» **ARTICLE**
# HDR Photography



## superbreadninja (Jan 3, 2011)

Currently I am using CS5 but it does not seem to be able to tone map as well as Photomatix. I currently have the free trial for Photomatix and hope some of you know something about it? Best settings for surreal images?


----------



## chicagofan00 (Feb 10, 2008)

In my opinion, Photomatix is the only way to go. As far as the settings go, mine change with each and every single photo that I process. Since each photo is different you will just have to play with the sliders until you get your desired results. HDR is a very touchy subject and it seems to be an either you love it or hate it topic in photography. Just do what you like to do and just keep experimenting. Check out my Flickr site, I've got HDRs that look like your tripping on acid to ones that are very realistic looking. Overall I prefer the realistic look but it can be fun to mess around.


----------



## chicagofan00 (Feb 10, 2008)

Also of note, your processing/editing should not end in photomatix. That should just be a very small portion that makes up an HDR image.


----------



## superbreadninja (Jan 3, 2011)

Thanks! I looked and I really like this one: http://www.flickr.com/photos/highdynamicreality/4240260674/ That's kind of the style I'm going for, I've seen a ton of people who get that effect straight out of photomatix and I can't seem to get it from just playing around  maybe I am taking the wrong pictures, how different are the exposures you are taking?


----------



## mathjak107 (Apr 1, 2006)

i just switched to nik hdr efex pro from photomatix. i like the workflow much much much better. far simplier to get great results. only draw back is its 2x the price . im getting away from the over the top hdr look and going more subtle now.


----------



## superbreadninja (Jan 3, 2011)

Looks great! I'll try and see if there's a free trial and see if I can figure that one out


----------



## chicagofan00 (Feb 10, 2008)

» **EXERCISES**
#1 In the HDR photography thread, what drawback does mathjak107 name for nik hdr efex pro?
#2 Duplicate everything in the HDR photography thread from "i just switched" down to "more subtle now.".

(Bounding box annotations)
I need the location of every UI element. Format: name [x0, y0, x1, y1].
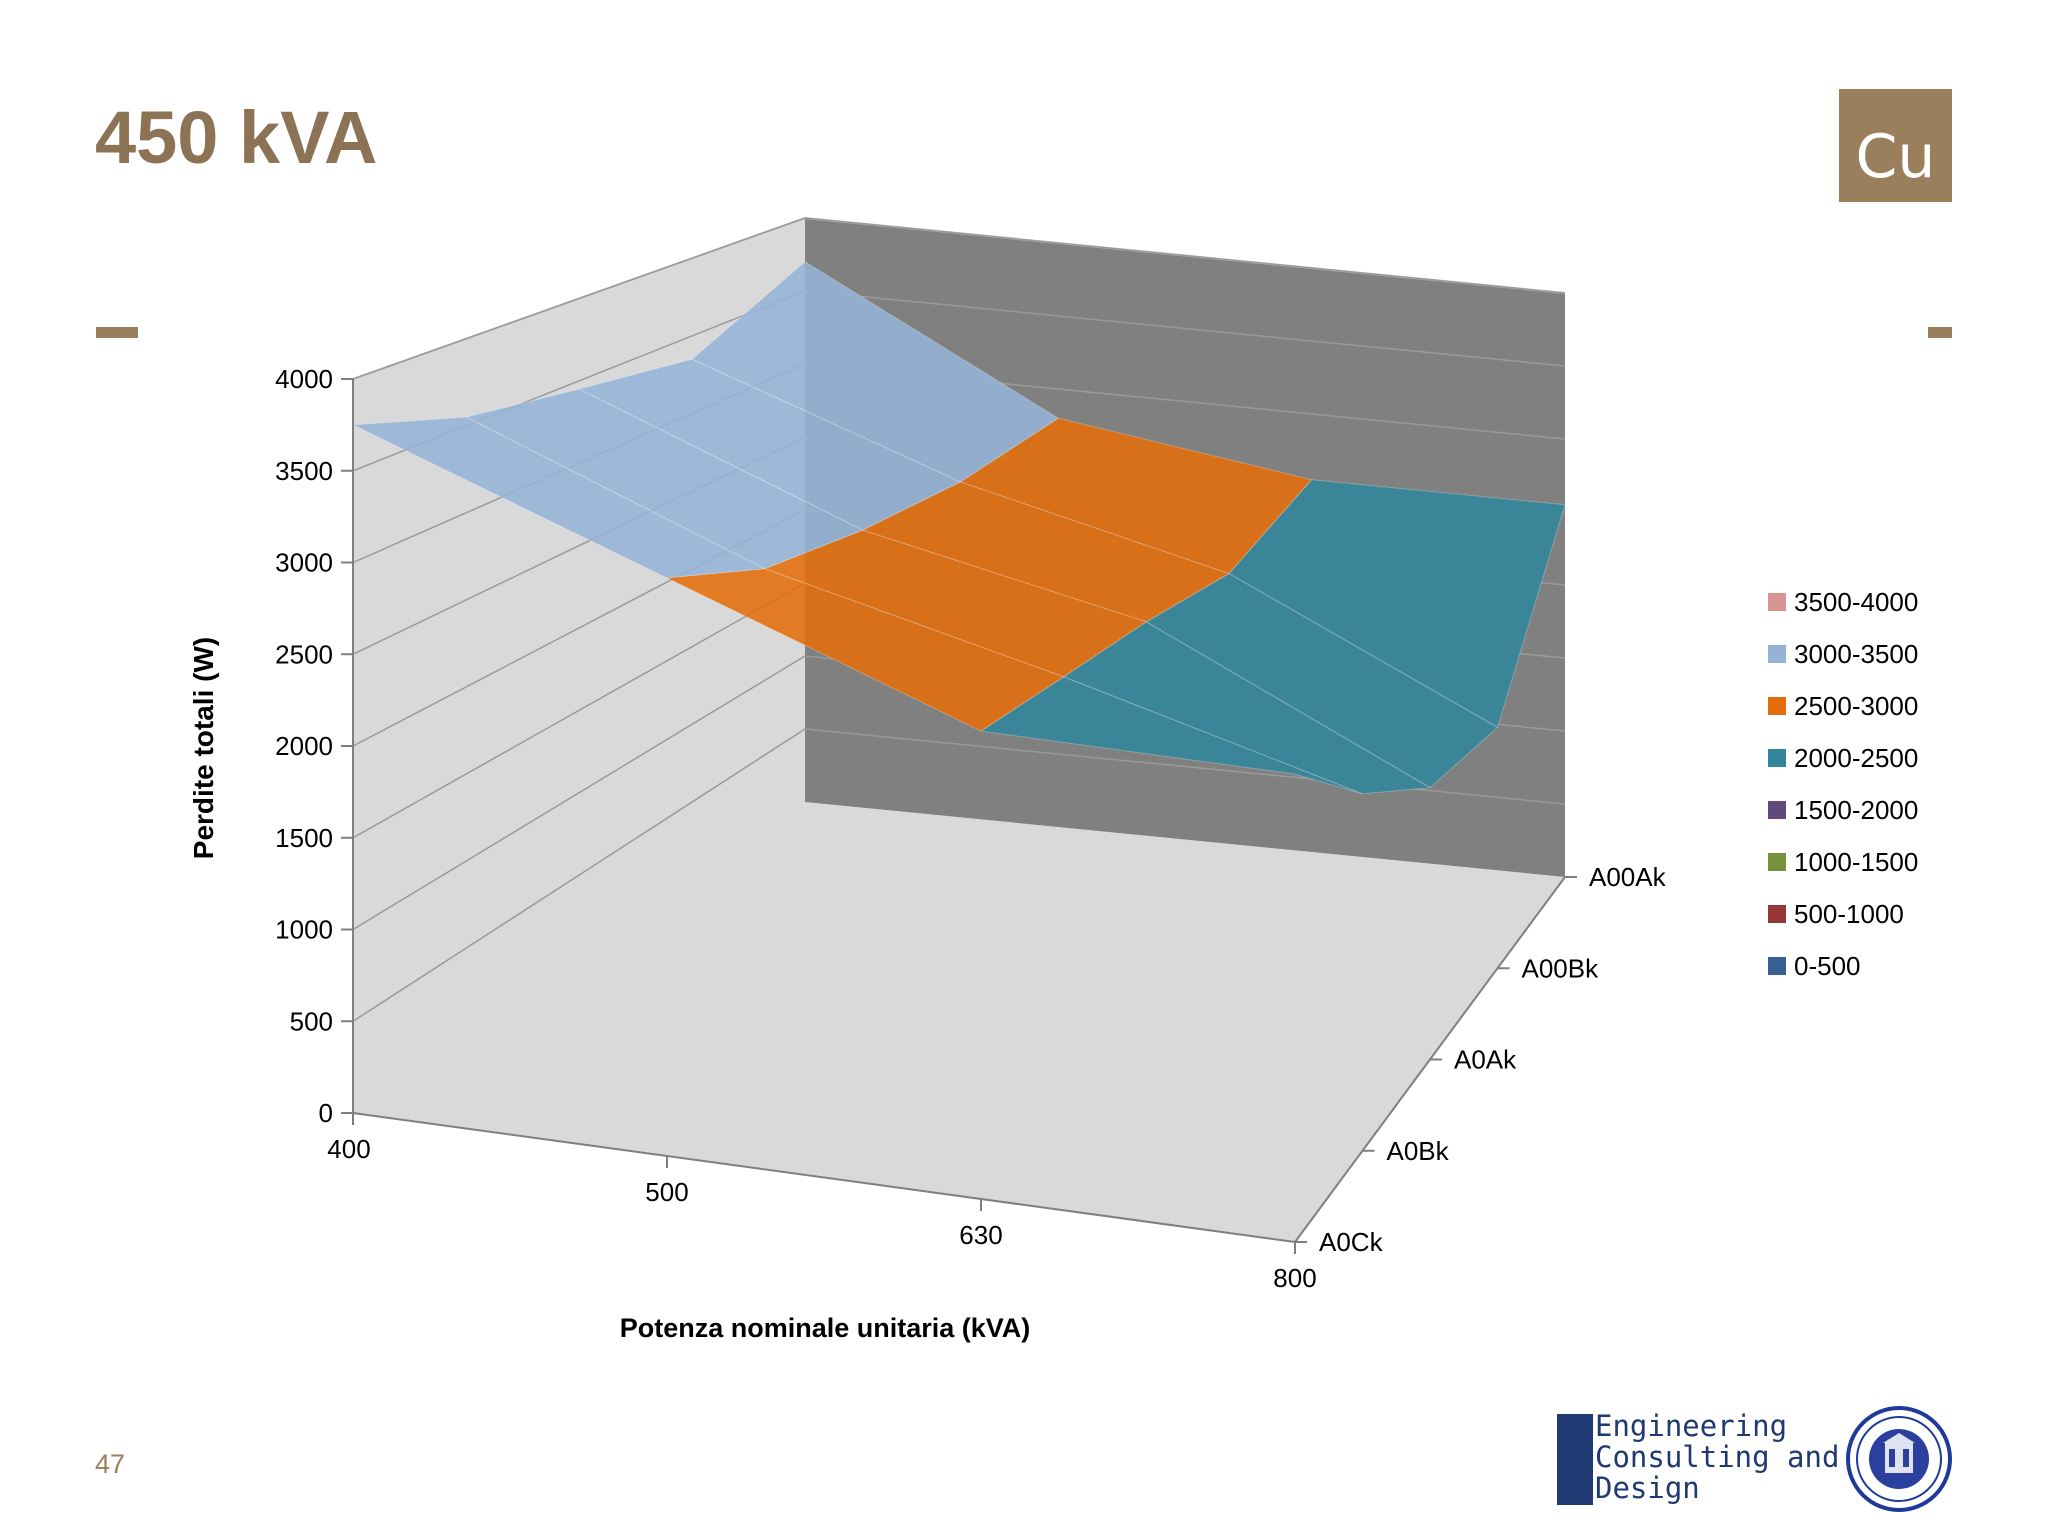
z-tick-label: 500 — [290, 1006, 333, 1036]
legend-swatch — [1768, 957, 1786, 975]
legend-label: 3000-3500 — [1794, 639, 1918, 669]
chart-legend: 3500-4000 3000-3500 2500-3000 2000-2500 1500… — [1768, 587, 1918, 981]
page-number: 47 — [95, 1449, 126, 1479]
legend-label: 500-1000 — [1794, 899, 1904, 929]
z-tick-label: 4000 — [275, 364, 333, 394]
z-gridline — [352, 217, 1566, 380]
z-tick-label: 2000 — [275, 731, 333, 761]
x-axis-title: Potenza nominale unitaria (kVA) — [620, 1313, 1031, 1343]
accent-dash-right — [1928, 327, 1952, 338]
x-tick-label: 800 — [1273, 1263, 1316, 1293]
legend-swatch — [1768, 749, 1786, 767]
legend-label: 3500-4000 — [1794, 587, 1918, 617]
x-tick-label: 400 — [327, 1134, 370, 1164]
depth-tick-label: A00Ak — [1589, 862, 1667, 892]
depth-tick-label: A00Bk — [1522, 953, 1600, 983]
legend-label: 0-500 — [1794, 951, 1861, 981]
legend-swatch — [1768, 697, 1786, 715]
legend-swatch — [1768, 593, 1786, 611]
surface-patch — [979, 676, 1363, 795]
accent-dash-left — [96, 327, 138, 338]
chart-floor — [353, 802, 1565, 1242]
legend-swatch — [1768, 801, 1786, 819]
slide-title: 450 kVA — [95, 96, 378, 179]
depth-tick-label: A0Ak — [1454, 1045, 1517, 1075]
university-seal-icon — [1846, 1406, 1952, 1512]
legend-label: 1500-2000 — [1794, 795, 1918, 825]
z-tick-label: 1500 — [275, 823, 333, 853]
chart-surface — [351, 261, 1566, 795]
x-tick-label: 630 — [959, 1220, 1002, 1250]
z-tick-label: 1000 — [275, 915, 333, 945]
z-gridline — [352, 728, 1566, 1022]
legend-swatch — [1768, 905, 1786, 923]
legend-swatch — [1768, 645, 1786, 663]
ecd-logo-line1: Engineering — [1595, 1409, 1788, 1443]
chart-axes: 0 500 1000 1500 2000 2500 3000 3500 4000 400 500 63… — [188, 364, 1667, 1343]
z-tick-label: 3000 — [275, 548, 333, 578]
legend-label: 2000-2500 — [1794, 743, 1918, 773]
ecd-logo: Engineering Consulting and Design — [1557, 1409, 1839, 1507]
ecd-logo-line3: Design — [1595, 1471, 1700, 1505]
ecd-logo-bar — [1557, 1414, 1593, 1505]
legend-label: 1000-1500 — [1794, 847, 1918, 877]
depth-tick-label: A0Bk — [1387, 1136, 1450, 1166]
x-axis-line — [352, 1112, 1296, 1243]
legend-swatch — [1768, 853, 1786, 871]
ecd-logo-line2: Consulting and — [1595, 1440, 1840, 1474]
legend-label: 2500-3000 — [1794, 691, 1918, 721]
copper-badge: Cu — [1839, 89, 1952, 202]
y-axis-title: Perdite totali (W) — [188, 637, 219, 859]
z-tick-label: 3500 — [275, 456, 333, 486]
depth-tick-label: A0Ck — [1319, 1227, 1384, 1257]
surface-patch — [1062, 621, 1432, 795]
x-tick-label: 500 — [645, 1177, 688, 1207]
z-tick-label: 2500 — [275, 639, 333, 669]
z-tick-label: 0 — [319, 1098, 333, 1128]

» **ANSWERS PROVIDED**
#1 It costs twice as much as Photomatix.

#2
i just switched to nik hdr efex pro from photomatix. i like the workflow much much much better. far simplier to get great results. only draw back is its 2x the price . im getting away from the over the top hdr look and going more subtle now.